» **Task description**
Where a line contains the word "Deckplatte", copy that line in full.
++++ Data lines ++++
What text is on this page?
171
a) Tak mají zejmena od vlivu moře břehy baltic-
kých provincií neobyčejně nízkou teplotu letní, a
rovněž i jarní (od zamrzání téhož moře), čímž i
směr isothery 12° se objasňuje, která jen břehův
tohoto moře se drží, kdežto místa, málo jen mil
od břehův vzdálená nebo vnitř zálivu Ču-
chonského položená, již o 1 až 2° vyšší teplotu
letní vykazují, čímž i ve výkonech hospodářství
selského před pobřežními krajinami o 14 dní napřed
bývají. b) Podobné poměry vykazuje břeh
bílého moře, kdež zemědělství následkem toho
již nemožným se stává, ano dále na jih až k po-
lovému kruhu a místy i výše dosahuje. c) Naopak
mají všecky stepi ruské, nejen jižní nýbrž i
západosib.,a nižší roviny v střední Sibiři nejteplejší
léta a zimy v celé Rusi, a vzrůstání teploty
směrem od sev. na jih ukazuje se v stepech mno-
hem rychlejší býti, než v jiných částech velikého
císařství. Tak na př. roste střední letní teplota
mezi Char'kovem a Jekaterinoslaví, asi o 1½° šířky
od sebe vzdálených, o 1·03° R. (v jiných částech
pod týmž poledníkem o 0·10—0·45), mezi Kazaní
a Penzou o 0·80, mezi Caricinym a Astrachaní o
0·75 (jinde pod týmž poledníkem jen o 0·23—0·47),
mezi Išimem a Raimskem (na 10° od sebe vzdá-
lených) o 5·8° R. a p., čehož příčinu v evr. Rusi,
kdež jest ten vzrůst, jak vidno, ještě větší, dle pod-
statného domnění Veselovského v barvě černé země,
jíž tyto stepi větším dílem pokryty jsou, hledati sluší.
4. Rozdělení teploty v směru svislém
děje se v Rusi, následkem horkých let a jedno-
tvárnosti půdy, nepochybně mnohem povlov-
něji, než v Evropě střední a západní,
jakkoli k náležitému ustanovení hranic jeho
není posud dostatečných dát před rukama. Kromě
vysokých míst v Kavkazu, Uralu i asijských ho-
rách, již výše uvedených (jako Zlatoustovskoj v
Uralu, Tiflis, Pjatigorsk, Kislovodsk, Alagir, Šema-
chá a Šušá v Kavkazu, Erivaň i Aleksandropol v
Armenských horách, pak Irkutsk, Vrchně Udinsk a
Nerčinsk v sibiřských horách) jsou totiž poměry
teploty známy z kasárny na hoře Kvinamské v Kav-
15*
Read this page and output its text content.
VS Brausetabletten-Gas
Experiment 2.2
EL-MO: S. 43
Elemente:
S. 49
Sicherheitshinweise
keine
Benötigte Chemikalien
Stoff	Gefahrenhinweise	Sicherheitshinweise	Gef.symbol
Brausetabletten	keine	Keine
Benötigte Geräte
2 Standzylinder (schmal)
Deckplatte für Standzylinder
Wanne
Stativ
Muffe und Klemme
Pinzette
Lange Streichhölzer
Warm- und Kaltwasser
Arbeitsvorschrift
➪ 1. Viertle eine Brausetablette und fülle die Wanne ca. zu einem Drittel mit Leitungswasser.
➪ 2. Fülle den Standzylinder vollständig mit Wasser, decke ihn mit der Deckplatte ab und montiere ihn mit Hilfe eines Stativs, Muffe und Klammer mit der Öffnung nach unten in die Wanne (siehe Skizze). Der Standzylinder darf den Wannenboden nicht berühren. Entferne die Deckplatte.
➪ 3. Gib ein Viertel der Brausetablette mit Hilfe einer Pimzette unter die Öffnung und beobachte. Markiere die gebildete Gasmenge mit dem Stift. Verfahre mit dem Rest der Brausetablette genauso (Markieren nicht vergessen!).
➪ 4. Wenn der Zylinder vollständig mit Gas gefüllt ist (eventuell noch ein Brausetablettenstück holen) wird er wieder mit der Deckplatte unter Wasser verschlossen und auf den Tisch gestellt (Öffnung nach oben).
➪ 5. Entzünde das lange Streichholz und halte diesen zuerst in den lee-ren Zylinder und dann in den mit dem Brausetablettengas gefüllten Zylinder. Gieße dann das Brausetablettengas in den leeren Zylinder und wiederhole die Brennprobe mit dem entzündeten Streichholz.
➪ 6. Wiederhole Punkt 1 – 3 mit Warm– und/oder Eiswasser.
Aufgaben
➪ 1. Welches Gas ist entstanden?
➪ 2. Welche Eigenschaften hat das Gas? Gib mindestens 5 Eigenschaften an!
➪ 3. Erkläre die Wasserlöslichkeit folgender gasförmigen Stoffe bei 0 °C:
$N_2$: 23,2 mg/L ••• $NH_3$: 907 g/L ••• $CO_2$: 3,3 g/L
++++
» **Task solution**
Deckplatte für Standzylinder
➪ 2. Fülle den Standzylinder vollständig mit Wasser, decke ihn mit der Deckplatte ab und montiere ihn mit Hilfe eines Stativs, Muffe und Klammer mit der Öffnung nach unten in die Wanne (siehe Skizze). Der Standzylinder darf den Wannenboden nicht berühren. Entferne die Deckplatte.
➪ 4. Wenn der Zylinder vollständig mit Gas gefüllt ist (eventuell noch ein Brausetablettenstück holen) wird er wieder mit der Deckplatte unter Wasser verschlossen und auf den Tisch gestellt (Öffnung nach oben).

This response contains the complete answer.